Collected data:
•••••
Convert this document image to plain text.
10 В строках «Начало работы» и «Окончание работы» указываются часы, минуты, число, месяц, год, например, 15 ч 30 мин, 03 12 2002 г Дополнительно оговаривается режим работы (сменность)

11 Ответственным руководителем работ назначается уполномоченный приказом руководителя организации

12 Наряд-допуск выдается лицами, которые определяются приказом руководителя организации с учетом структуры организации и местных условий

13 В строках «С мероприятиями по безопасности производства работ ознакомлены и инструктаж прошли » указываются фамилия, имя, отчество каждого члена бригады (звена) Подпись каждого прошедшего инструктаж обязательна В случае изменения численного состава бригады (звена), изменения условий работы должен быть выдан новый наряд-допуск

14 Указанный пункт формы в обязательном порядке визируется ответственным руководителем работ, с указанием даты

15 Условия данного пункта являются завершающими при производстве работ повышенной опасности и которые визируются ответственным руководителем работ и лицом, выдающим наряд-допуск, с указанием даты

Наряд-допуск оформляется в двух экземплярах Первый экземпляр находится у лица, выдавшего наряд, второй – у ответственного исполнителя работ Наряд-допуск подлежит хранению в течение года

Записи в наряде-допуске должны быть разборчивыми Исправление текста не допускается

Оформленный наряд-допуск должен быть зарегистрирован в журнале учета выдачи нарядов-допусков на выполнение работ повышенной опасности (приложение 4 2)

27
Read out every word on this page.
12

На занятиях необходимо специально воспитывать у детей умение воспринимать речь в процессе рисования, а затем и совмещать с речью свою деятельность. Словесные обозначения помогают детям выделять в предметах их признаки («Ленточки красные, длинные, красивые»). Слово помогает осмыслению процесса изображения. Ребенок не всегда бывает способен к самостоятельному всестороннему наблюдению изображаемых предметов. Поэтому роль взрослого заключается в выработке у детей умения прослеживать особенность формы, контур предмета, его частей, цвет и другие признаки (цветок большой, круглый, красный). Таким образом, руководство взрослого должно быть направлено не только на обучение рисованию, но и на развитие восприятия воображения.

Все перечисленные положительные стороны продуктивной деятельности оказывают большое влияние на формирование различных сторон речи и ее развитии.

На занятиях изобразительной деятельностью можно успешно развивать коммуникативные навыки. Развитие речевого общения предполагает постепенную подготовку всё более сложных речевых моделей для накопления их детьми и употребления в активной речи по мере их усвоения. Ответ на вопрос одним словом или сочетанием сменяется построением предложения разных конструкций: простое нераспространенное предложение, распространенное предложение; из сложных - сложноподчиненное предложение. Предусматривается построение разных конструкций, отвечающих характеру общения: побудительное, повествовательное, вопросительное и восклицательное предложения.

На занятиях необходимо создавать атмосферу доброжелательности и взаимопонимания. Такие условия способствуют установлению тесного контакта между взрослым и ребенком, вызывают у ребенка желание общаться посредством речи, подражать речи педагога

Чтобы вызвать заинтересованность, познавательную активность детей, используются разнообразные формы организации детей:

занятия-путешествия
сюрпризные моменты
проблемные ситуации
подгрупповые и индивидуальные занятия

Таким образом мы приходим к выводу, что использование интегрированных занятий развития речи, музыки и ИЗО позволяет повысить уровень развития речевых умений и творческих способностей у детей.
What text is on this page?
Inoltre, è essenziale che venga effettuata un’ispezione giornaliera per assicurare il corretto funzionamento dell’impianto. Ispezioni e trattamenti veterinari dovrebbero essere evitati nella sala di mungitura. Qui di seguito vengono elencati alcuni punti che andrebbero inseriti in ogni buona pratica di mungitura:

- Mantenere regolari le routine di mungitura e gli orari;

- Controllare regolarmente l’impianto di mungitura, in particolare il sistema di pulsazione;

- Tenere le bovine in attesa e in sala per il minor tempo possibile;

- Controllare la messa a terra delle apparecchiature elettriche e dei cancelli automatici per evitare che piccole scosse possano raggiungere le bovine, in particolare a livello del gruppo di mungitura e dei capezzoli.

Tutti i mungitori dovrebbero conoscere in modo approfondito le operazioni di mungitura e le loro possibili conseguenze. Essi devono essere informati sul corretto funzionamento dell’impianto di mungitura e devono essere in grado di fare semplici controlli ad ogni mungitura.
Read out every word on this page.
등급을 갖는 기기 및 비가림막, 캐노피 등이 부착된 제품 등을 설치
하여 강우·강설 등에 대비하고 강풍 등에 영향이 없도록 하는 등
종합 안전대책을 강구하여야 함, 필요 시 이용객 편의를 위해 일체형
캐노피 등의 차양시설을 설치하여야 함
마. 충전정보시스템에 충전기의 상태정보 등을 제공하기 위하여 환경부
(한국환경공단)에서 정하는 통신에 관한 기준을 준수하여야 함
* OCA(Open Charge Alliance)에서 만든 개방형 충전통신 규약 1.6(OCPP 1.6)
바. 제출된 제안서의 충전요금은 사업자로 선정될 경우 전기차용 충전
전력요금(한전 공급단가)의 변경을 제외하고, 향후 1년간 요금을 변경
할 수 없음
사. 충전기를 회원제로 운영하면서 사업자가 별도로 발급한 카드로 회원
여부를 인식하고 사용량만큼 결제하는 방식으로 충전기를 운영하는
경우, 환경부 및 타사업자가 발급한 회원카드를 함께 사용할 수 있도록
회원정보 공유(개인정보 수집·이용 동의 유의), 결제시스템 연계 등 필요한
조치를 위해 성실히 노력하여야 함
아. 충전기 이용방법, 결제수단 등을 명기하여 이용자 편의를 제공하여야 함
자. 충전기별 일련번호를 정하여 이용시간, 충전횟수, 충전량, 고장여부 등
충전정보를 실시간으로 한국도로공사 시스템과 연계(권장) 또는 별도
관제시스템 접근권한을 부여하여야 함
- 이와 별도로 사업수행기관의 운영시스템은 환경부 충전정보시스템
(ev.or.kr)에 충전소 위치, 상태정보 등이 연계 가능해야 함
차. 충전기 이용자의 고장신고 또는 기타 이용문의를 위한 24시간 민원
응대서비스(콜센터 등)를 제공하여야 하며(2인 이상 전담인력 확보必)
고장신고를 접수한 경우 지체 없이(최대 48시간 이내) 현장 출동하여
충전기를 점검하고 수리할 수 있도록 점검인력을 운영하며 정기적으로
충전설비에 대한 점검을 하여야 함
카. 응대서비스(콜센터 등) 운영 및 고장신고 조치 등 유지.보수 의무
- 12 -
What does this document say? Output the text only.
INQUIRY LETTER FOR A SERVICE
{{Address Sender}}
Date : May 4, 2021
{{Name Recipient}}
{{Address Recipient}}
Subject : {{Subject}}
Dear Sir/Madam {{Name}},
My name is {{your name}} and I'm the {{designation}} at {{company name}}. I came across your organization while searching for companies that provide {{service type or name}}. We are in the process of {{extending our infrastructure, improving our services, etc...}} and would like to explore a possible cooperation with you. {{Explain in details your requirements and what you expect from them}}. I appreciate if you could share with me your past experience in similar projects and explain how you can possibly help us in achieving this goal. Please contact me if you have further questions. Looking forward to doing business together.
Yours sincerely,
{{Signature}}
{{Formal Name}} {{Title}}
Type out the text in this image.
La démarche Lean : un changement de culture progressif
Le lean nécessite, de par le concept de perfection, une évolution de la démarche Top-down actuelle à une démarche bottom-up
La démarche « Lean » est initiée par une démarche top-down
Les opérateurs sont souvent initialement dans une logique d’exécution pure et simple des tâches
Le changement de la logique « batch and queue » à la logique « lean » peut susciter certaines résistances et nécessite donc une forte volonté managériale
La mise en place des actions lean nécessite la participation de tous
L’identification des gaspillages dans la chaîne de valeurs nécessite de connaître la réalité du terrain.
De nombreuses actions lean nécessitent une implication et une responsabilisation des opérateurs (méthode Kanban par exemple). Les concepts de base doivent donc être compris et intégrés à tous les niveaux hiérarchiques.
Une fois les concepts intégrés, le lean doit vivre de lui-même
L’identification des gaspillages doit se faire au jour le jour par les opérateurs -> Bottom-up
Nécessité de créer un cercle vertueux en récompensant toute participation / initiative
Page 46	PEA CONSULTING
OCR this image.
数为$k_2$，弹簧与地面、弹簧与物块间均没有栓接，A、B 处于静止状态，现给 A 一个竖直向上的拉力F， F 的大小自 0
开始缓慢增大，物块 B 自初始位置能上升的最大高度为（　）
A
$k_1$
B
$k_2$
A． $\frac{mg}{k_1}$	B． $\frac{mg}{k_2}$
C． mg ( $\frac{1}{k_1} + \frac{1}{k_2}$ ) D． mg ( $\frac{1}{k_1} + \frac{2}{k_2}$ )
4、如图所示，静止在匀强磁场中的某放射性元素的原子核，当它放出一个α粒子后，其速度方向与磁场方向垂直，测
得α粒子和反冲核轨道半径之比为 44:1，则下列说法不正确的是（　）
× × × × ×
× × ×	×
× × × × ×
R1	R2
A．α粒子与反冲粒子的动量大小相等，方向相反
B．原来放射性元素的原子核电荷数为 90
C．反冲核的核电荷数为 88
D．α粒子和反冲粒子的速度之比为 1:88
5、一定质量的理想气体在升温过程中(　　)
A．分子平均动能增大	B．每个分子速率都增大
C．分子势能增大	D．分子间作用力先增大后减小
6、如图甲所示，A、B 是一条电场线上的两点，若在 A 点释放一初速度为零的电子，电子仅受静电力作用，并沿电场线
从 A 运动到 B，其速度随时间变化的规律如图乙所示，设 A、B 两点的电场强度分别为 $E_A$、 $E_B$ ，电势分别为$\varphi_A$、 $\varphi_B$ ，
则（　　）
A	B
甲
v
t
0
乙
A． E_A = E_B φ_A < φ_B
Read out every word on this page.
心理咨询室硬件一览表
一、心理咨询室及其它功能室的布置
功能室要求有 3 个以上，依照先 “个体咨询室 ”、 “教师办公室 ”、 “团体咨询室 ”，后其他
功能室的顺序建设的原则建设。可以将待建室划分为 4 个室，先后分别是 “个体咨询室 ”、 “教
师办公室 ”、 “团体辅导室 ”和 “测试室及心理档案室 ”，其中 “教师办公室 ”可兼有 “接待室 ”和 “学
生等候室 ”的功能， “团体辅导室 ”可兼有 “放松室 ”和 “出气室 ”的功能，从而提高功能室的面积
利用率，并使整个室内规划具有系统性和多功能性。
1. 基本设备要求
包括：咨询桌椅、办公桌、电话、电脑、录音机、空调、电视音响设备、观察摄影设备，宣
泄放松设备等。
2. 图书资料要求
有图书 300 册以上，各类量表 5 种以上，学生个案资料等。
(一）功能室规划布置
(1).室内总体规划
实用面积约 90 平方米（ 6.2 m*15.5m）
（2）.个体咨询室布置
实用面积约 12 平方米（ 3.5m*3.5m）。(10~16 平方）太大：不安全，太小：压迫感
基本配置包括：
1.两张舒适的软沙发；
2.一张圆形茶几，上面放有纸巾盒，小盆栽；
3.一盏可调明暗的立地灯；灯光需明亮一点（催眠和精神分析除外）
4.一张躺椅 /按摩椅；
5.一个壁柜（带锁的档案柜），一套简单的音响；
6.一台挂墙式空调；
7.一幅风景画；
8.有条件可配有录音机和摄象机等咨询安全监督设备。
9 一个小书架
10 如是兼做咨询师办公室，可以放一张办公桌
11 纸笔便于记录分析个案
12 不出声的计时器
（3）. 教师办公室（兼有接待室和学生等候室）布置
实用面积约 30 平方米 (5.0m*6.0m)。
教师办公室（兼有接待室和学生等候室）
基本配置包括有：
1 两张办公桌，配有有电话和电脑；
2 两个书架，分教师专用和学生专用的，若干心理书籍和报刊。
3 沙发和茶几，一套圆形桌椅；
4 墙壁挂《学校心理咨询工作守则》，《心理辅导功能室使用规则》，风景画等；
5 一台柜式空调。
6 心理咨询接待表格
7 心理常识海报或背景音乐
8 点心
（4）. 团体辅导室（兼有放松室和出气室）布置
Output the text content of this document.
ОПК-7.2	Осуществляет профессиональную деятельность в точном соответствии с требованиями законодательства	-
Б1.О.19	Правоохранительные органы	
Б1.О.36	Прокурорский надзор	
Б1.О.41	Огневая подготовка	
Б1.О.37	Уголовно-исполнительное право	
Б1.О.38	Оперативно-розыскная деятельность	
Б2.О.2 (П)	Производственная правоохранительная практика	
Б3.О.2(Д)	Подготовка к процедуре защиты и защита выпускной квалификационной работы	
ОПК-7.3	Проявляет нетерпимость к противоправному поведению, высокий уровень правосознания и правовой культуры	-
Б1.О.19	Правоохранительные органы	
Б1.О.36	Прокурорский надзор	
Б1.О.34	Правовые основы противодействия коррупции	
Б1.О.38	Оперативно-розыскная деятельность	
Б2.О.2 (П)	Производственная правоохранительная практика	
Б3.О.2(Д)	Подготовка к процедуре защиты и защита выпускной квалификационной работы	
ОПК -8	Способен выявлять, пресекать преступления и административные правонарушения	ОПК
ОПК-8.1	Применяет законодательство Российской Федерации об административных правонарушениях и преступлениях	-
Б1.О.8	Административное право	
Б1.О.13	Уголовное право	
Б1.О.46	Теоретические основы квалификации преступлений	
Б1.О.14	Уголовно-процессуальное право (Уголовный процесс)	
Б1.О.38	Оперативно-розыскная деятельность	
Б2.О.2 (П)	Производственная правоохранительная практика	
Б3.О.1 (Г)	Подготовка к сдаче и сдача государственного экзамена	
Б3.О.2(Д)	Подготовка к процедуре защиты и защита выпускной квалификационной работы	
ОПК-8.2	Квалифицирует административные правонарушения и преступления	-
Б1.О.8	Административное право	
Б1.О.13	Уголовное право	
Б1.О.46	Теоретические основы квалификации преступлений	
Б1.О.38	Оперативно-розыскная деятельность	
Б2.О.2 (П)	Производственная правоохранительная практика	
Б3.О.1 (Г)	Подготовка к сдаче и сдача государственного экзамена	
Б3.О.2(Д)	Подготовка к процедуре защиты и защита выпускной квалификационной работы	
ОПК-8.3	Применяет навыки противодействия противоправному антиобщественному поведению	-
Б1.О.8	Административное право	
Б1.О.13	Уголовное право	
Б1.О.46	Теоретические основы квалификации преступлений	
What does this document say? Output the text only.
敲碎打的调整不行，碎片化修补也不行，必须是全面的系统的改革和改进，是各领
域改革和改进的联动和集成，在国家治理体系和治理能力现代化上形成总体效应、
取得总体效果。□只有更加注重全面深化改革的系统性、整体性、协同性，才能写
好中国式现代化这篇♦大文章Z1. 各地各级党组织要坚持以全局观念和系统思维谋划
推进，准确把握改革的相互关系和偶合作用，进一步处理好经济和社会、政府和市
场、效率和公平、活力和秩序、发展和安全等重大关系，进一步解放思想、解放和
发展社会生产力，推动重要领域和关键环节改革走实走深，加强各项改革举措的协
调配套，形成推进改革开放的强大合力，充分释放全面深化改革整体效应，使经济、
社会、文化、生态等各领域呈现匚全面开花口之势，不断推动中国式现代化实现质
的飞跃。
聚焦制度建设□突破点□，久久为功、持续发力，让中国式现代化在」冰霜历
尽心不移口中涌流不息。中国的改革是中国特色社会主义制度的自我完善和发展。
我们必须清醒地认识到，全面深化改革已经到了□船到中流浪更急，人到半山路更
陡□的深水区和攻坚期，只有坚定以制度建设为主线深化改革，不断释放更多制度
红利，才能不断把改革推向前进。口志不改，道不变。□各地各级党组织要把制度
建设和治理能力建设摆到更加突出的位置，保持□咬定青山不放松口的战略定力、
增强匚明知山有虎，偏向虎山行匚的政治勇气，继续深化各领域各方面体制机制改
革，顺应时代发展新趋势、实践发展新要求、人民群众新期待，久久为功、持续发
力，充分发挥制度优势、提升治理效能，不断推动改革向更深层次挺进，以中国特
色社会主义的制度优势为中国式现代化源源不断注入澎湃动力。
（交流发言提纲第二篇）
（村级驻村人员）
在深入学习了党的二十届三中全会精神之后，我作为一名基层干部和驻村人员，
•••••
GIVEN INSTRUCTION:
Gather each line of the records holding the string "logique".

REPLY:
Les opérateurs sont souvent initialement dans une logique d’exécution pure et simple des tâches
Le changement de la logique « batch and queue » à la logique « lean » peut susciter certaines résistances et nécessite donc une forte volonté managériale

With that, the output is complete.